↓↓↓

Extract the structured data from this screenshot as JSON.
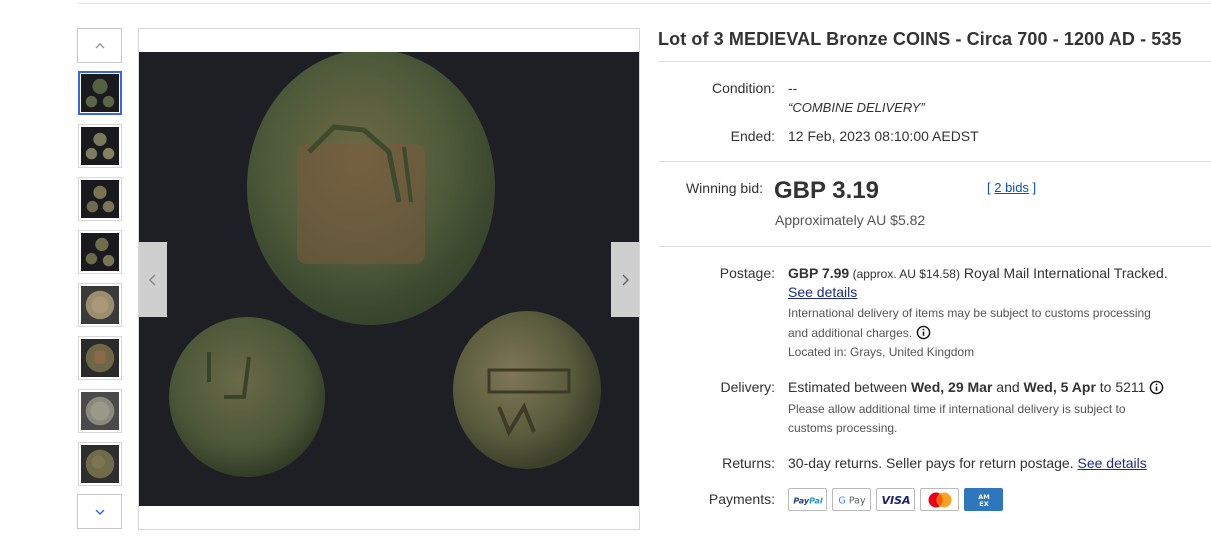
{
  "listing": {
    "title": "Lot of 3 MEDIEVAL Bronze COINS - Circa 700 - 1200 AD - 535"
  },
  "details": {
    "condition_label": "Condition:",
    "condition_value": "--",
    "condition_note": "“COMBINE DELIVERY”",
    "ended_label": "Ended:",
    "ended_value": "12 Feb, 2023 08:10:00 AEDST",
    "winning_bid_label": "Winning bid:",
    "winning_bid_price": "GBP 3.19",
    "winning_bid_approx": "Approximately AU $5.82",
    "bids_open": "[ ",
    "bids_link": "2 bids",
    "bids_close": " ]"
  },
  "shipping": {
    "postage_label": "Postage:",
    "postage_price": "GBP 7.99",
    "postage_approx": " (approx. AU $14.58)",
    "postage_service": " Royal Mail International Tracked.",
    "see_details": "See details",
    "customs_line1": "International delivery of items may be subject to customs processing",
    "customs_line2": "and additional charges.",
    "located_in": "Located in: Grays, United Kingdom",
    "delivery_label": "Delivery:",
    "delivery_prefix": "Estimated between ",
    "delivery_from": "Wed, 29 Mar",
    "delivery_and": " and ",
    "delivery_to": "Wed, 5 Apr",
    "delivery_postcode": " to 5211",
    "delivery_note1": "Please allow additional time if international delivery is subject to",
    "delivery_note2": "customs processing.",
    "returns_label": "Returns:",
    "returns_value": "30-day returns. Seller pays for return postage. ",
    "returns_link": "See details",
    "payments_label": "Payments:"
  },
  "payments": [
    {
      "name": "PayPal",
      "color": "#253b80"
    },
    {
      "name": "G Pay",
      "color": "#5f6368"
    },
    {
      "name": "VISA",
      "color": "#1a1f71"
    },
    {
      "name": "Mastercard",
      "color": "#eb001b"
    },
    {
      "name": "AMEX",
      "color": "#2e77bc"
    }
  ],
  "gallery": {
    "thumbnail_count": 8,
    "active_index": 0
  },
  "colors": {
    "link": "#1d2a85",
    "accent": "#3665f3",
    "image_bg": "#1a1a1e",
    "coin": "#4f5a3c"
  }
}
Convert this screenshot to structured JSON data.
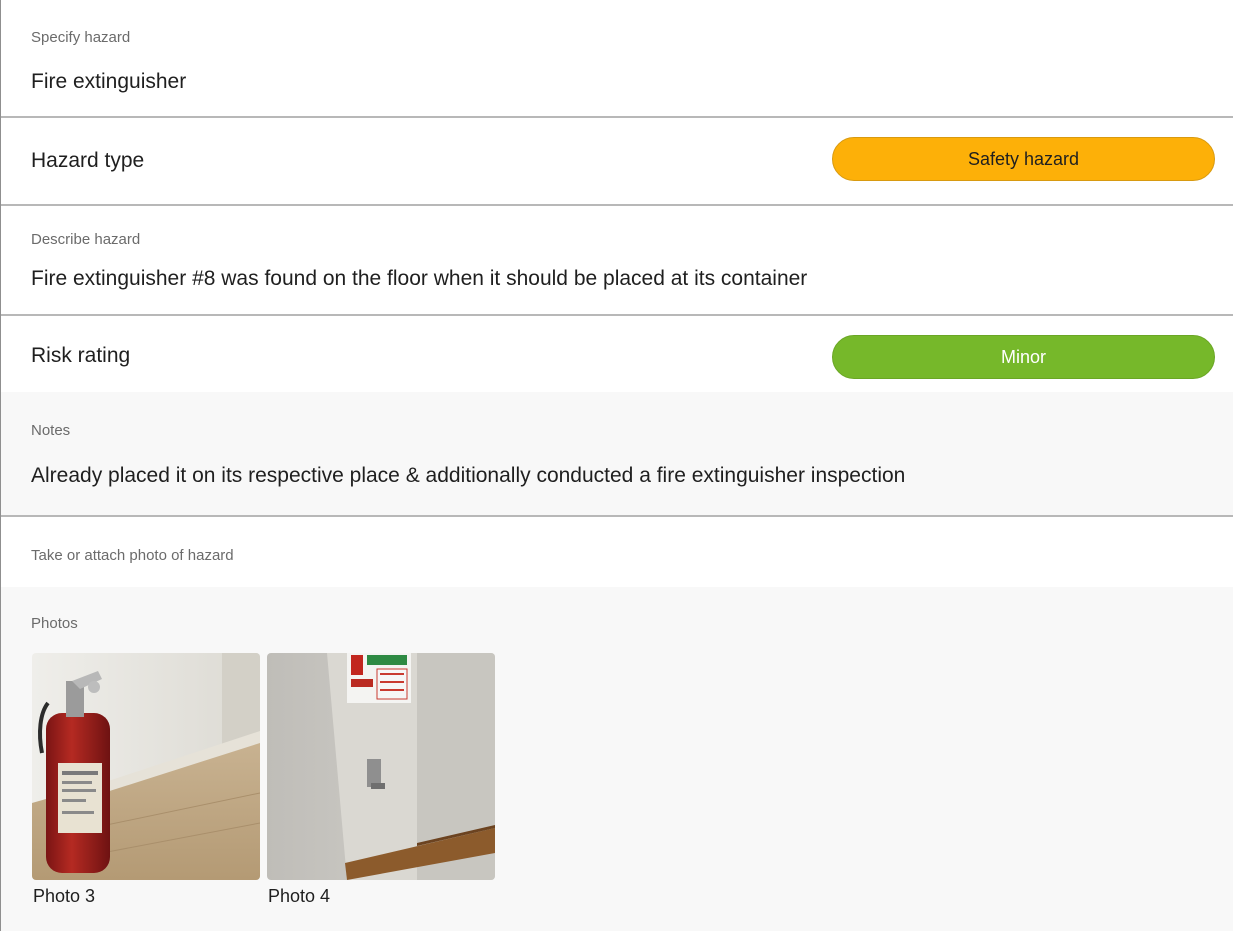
{
  "specify_hazard": {
    "label": "Specify hazard",
    "value": "Fire extinguisher"
  },
  "hazard_type": {
    "label": "Hazard type",
    "value": "Safety hazard",
    "color": "#fdb008"
  },
  "describe_hazard": {
    "label": "Describe hazard",
    "value": "Fire extinguisher #8 was found on the floor when it should be placed at its container"
  },
  "risk_rating": {
    "label": "Risk rating",
    "value": "Minor",
    "color": "#76b82a"
  },
  "notes": {
    "label": "Notes",
    "value": "Already placed it on its respective place & additionally conducted a fire extinguisher inspection"
  },
  "photo_prompt": {
    "label": "Take or attach photo of hazard"
  },
  "photos": {
    "label": "Photos",
    "items": [
      {
        "caption": "Photo 3"
      },
      {
        "caption": "Photo 4"
      }
    ]
  }
}
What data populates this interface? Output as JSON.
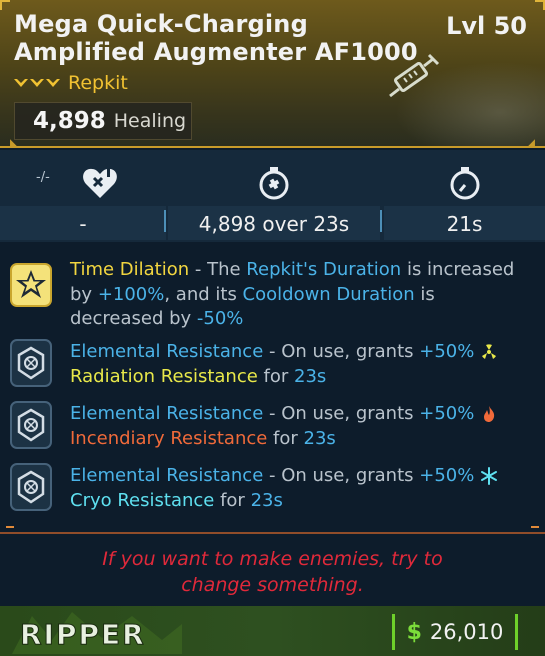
{
  "item": {
    "name": "Mega Quick-Charging Amplified Augmenter AF1000",
    "level": "Lvl 50",
    "rarity_type": "Repkit",
    "healing_value": "4,898",
    "healing_label": "Healing"
  },
  "stats": {
    "cooldown_prefix": "-/-",
    "stat1_value": "-",
    "stat2_value": "4,898 over 23s",
    "stat3_value": "21s"
  },
  "perks": [
    {
      "title": "Time Dilation",
      "sep": " - The ",
      "a": "Repkit's Duration",
      "b": " is increased by ",
      "c": "+100%",
      "d": ", and its ",
      "e": "Cooldown Duration",
      "f": " is decreased by ",
      "g": "-50%"
    },
    {
      "title": "Elemental Resistance",
      "mid": " - On use, grants ",
      "pct": "+50%",
      "element": "Radiation Resistance",
      "for": " for ",
      "dur": "23s"
    },
    {
      "title": "Elemental Resistance",
      "mid": " - On use, grants ",
      "pct": "+50%",
      "element": "Incendiary Resistance",
      "for": " for ",
      "dur": "23s"
    },
    {
      "title": "Elemental Resistance",
      "mid": " - On use, grants ",
      "pct": "+50%",
      "element": "Cryo Resistance",
      "for": " for ",
      "dur": "23s"
    }
  ],
  "flavor": {
    "line1": "If you want to make enemies, try to",
    "line2": "change something."
  },
  "footer": {
    "manufacturer": "RIPPER",
    "currency": "$",
    "price": "26,010"
  },
  "colors": {
    "rarity": "#f1c232",
    "highlight_blue": "#4bb3e8",
    "flavor_red": "#e0293a",
    "price_green": "#6ed02a"
  }
}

↑↑↑

> [What the task asks]: Collect the lines of the data that carry the word "items".

> [Result of the exercise]:
    "customs_line1": "International delivery of items may be subject to customs processing",
    "items": [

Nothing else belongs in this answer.